[START OF Input material]

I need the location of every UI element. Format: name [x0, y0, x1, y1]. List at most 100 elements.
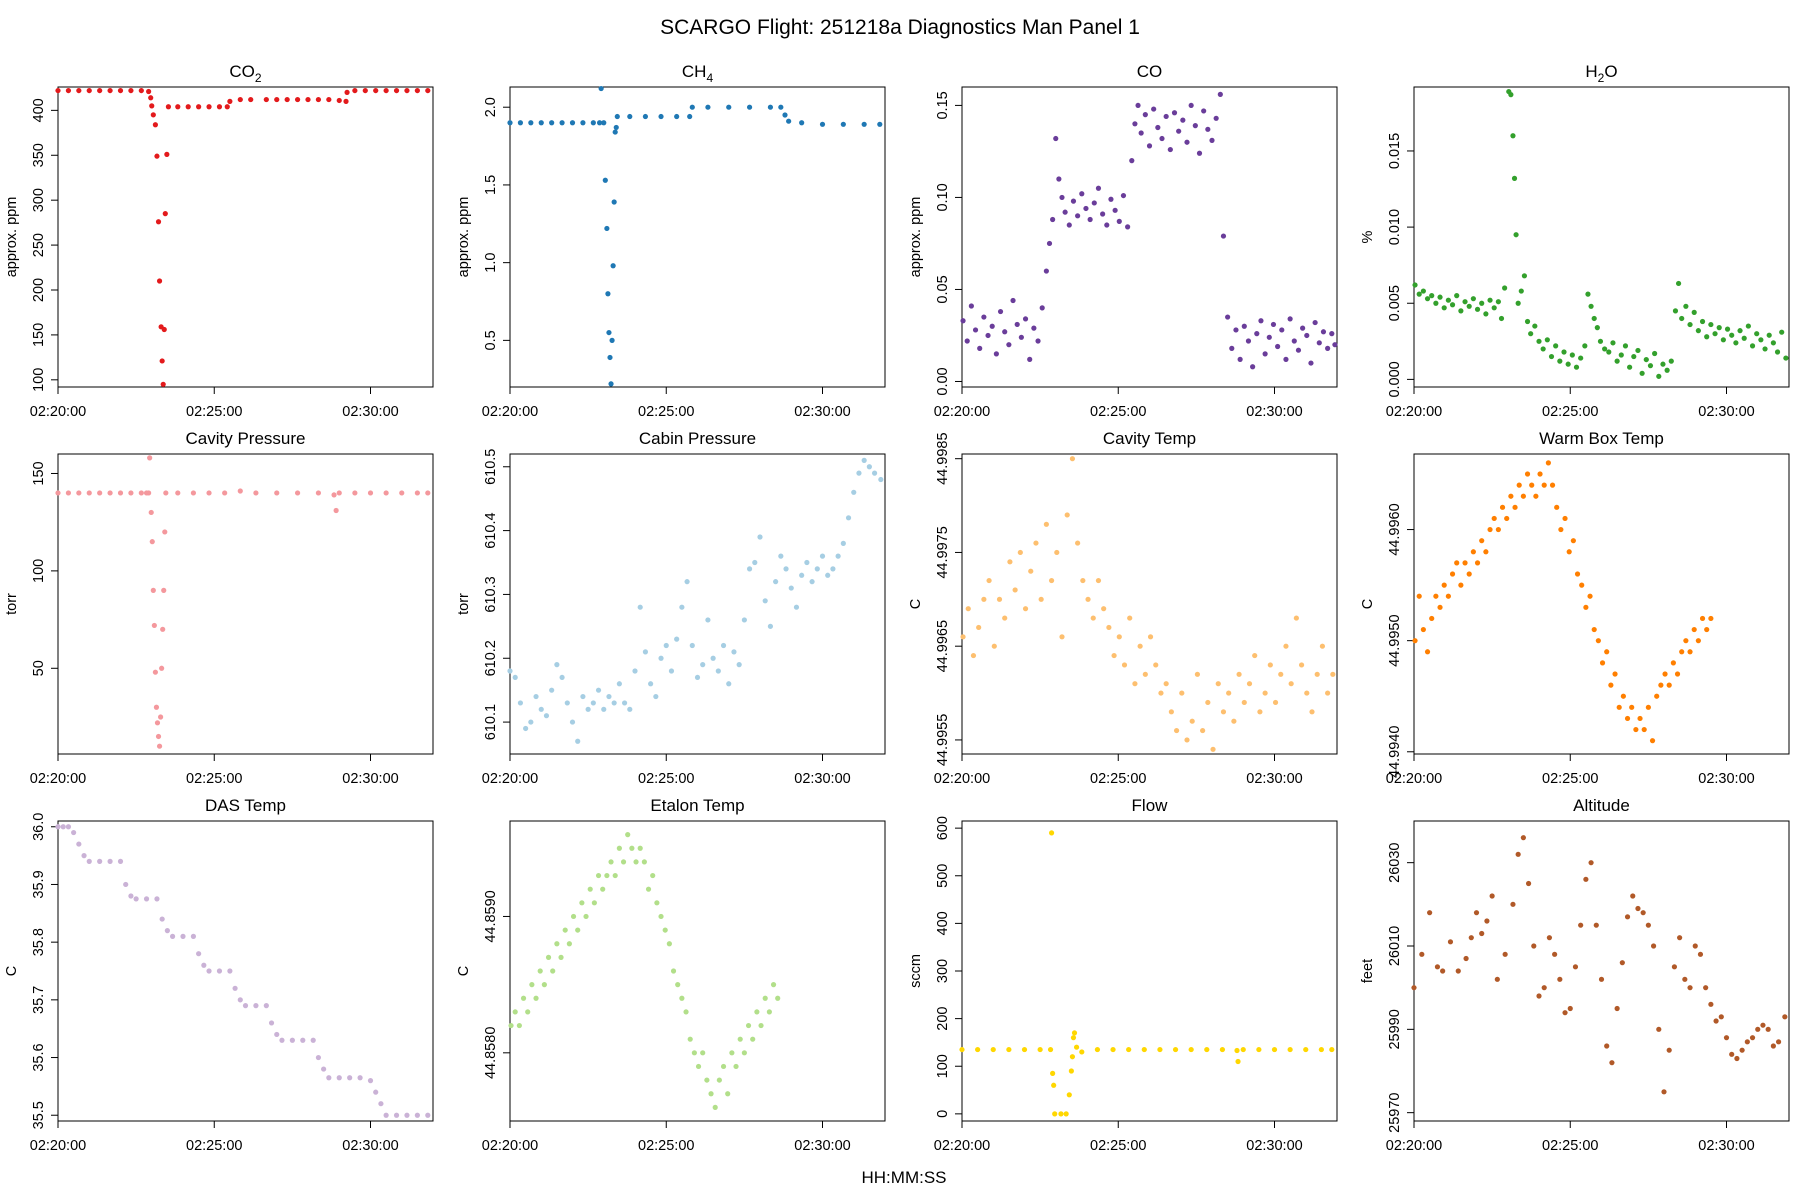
data-point	[1054, 549, 1060, 556]
chart-panel-7: Warm Box Temp 02:20:00 02:25:00 02:30:00 44.…	[1360, 429, 1790, 787]
data-point	[1018, 334, 1024, 340]
data-point	[1737, 328, 1743, 334]
data-point	[425, 1112, 431, 1118]
y-axis-label: C	[456, 966, 472, 976]
data-point	[1579, 582, 1585, 588]
data-point	[336, 490, 342, 496]
data-point	[1028, 568, 1034, 574]
data-point	[595, 687, 602, 693]
data-point	[147, 455, 153, 461]
data-point	[726, 681, 732, 687]
data-point	[1132, 121, 1138, 127]
data-point	[1640, 910, 1646, 916]
x-tick-label: 02:25:00	[186, 404, 242, 420]
data-point	[700, 1050, 706, 1056]
x-tick-label: 02:25:00	[638, 404, 694, 420]
data-point	[1188, 102, 1194, 109]
y-tick-label: 610.2	[483, 640, 499, 676]
data-point	[607, 354, 613, 361]
data-point	[1602, 346, 1608, 352]
data-point	[637, 604, 643, 610]
data-point	[845, 515, 852, 521]
data-point	[117, 858, 124, 864]
data-point	[81, 853, 87, 859]
data-point	[227, 98, 233, 104]
data-point	[1749, 343, 1756, 349]
data-point	[165, 104, 172, 110]
data-point	[1570, 538, 1576, 544]
data-point	[1712, 331, 1718, 337]
data-point	[1466, 571, 1472, 577]
plot-frame	[509, 453, 886, 755]
data-point	[726, 104, 732, 110]
data-point	[1656, 373, 1662, 379]
x-tick-label: 02:25:00	[1542, 404, 1598, 420]
data-point	[1637, 715, 1643, 722]
data-point	[1591, 315, 1597, 322]
data-point	[1687, 985, 1693, 991]
data-point	[1754, 331, 1760, 337]
figure-title: SCARGO Flight: 251218a Diagnostics Man P…	[660, 16, 1140, 39]
data-point	[708, 1091, 714, 1097]
data-point	[1708, 321, 1714, 328]
data-point	[959, 1046, 965, 1053]
data-point	[968, 303, 974, 309]
data-point	[1035, 338, 1041, 344]
y-tick-label: 36.0	[31, 813, 47, 841]
data-point	[559, 674, 565, 681]
data-point	[383, 1112, 389, 1118]
y-axis-label: sccm	[908, 954, 924, 988]
data-point	[970, 652, 977, 659]
data-point	[227, 968, 233, 974]
data-point	[1210, 746, 1216, 752]
data-point	[148, 509, 154, 516]
data-point	[835, 553, 841, 559]
plot-frame	[509, 820, 886, 1122]
data-point	[1142, 671, 1148, 677]
data-point	[1100, 211, 1106, 217]
data-point	[1770, 1043, 1776, 1049]
x-tick-label: 02:25:00	[638, 771, 694, 787]
plot-frame	[57, 453, 434, 755]
data-point	[1687, 649, 1693, 655]
data-point	[1069, 456, 1076, 462]
x-tick-label: 02:20:00	[30, 771, 86, 787]
data-point	[590, 700, 596, 706]
data-point	[1704, 334, 1710, 340]
data-point	[1650, 943, 1657, 949]
data-point	[799, 120, 805, 126]
data-point	[569, 120, 576, 126]
data-point	[159, 665, 165, 671]
data-point	[1079, 191, 1085, 197]
data-point	[1483, 549, 1489, 555]
y-axis-label: approx. ppm	[908, 197, 924, 278]
data-point	[1275, 343, 1281, 350]
panel-title: CH4	[682, 62, 714, 85]
chart-panel-11: Altitude 02:20:00 02:25:00 02:30:00 25970 259…	[1360, 796, 1790, 1154]
data-point	[1468, 935, 1474, 941]
data-point	[687, 1036, 693, 1042]
data-point	[1095, 577, 1102, 584]
data-point	[1574, 571, 1581, 577]
data-point	[627, 113, 633, 120]
data-point	[612, 872, 618, 879]
data-point	[1233, 327, 1239, 333]
data-point	[1462, 560, 1468, 566]
data-point	[1257, 709, 1263, 715]
x-tick-label: 02:30:00	[1246, 404, 1302, 420]
y-tick-label: 400	[935, 911, 951, 935]
data-point	[1075, 213, 1081, 219]
data-point	[616, 845, 622, 851]
data-point	[1205, 126, 1211, 132]
data-point	[1303, 1046, 1309, 1053]
data-point	[310, 1037, 316, 1043]
data-point	[1510, 901, 1516, 907]
data-point	[1631, 353, 1637, 360]
data-point	[741, 1050, 747, 1056]
data-point	[1006, 342, 1012, 348]
data-point	[1272, 699, 1279, 706]
data-point	[606, 329, 612, 336]
x-tick-label: 02:30:00	[794, 771, 850, 787]
data-point	[152, 122, 158, 128]
data-point	[793, 604, 800, 610]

[END OF Input material]

Your goal
Copy out, word for word, everything in the material above from the line containing "549, 1060, 556]" down to the line containing "582, 1585, 588]", including both of those lines.

Correct output
data-point	[1054, 549, 1060, 556]
chart-panel-7: Warm Box Temp 02:20:00 02:25:00 02:30:00 44.…	[1360, 429, 1790, 787]
data-point	[1018, 334, 1024, 340]
data-point	[1737, 328, 1743, 334]
data-point	[425, 1112, 431, 1118]
y-axis-label: C	[456, 966, 472, 976]
data-point	[1579, 582, 1585, 588]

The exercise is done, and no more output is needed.